** begin Material provided **

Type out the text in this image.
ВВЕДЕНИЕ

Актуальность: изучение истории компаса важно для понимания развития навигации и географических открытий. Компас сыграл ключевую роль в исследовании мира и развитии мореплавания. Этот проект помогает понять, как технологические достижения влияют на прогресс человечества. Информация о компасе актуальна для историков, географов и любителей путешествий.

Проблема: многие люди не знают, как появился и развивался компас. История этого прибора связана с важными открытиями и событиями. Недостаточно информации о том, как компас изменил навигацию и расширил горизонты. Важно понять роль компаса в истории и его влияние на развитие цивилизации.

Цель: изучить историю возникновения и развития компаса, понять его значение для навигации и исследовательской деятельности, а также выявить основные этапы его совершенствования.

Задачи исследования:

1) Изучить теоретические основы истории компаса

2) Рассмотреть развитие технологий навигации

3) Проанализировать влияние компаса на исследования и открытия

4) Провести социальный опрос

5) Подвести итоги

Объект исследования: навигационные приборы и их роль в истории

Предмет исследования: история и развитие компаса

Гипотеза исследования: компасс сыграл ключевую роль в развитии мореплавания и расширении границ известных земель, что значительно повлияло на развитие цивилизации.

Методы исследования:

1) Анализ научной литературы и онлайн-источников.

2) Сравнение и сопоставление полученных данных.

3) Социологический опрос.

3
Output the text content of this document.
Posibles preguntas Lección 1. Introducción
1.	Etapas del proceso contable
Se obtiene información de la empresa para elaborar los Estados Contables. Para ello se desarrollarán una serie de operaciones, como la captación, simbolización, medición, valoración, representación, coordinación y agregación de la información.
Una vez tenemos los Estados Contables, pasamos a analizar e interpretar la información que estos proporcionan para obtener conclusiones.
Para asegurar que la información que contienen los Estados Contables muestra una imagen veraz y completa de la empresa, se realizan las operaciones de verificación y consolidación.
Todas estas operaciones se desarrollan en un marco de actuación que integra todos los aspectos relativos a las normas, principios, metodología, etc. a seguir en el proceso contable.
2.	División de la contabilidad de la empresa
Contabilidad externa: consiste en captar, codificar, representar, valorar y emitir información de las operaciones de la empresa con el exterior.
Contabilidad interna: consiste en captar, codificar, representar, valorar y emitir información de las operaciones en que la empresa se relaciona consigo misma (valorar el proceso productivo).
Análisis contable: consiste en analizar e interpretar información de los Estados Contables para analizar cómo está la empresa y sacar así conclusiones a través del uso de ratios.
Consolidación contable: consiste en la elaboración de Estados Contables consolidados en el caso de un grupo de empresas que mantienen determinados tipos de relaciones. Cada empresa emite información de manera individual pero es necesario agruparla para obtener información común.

** end Material provided **

Set problem = Scan the listing above and identify each line holding the string "истории"; copy every such line.

Result =
Актуальность: изучение истории компаса важно для понимания развития навигации и географических открытий. Компас сыграл ключевую роль в исследовании мира и развитии мореплавания. Этот проект помогает понять, как технологические достижения влияют на прогресс человечества. Информация о компасе актуальна для историков, географов и любителей путешествий.
Проблема: многие люди не знают, как появился и развивался компас. История этого прибора связана с важными открытиями и событиями. Недостаточно информации о том, как компас изменил навигацию и расширил горизонты. Важно понять роль компаса в истории и его влияние на развитие цивилизации.
1) Изучить теоретические основы истории компаса
Объект исследования: навигационные приборы и их роль в истории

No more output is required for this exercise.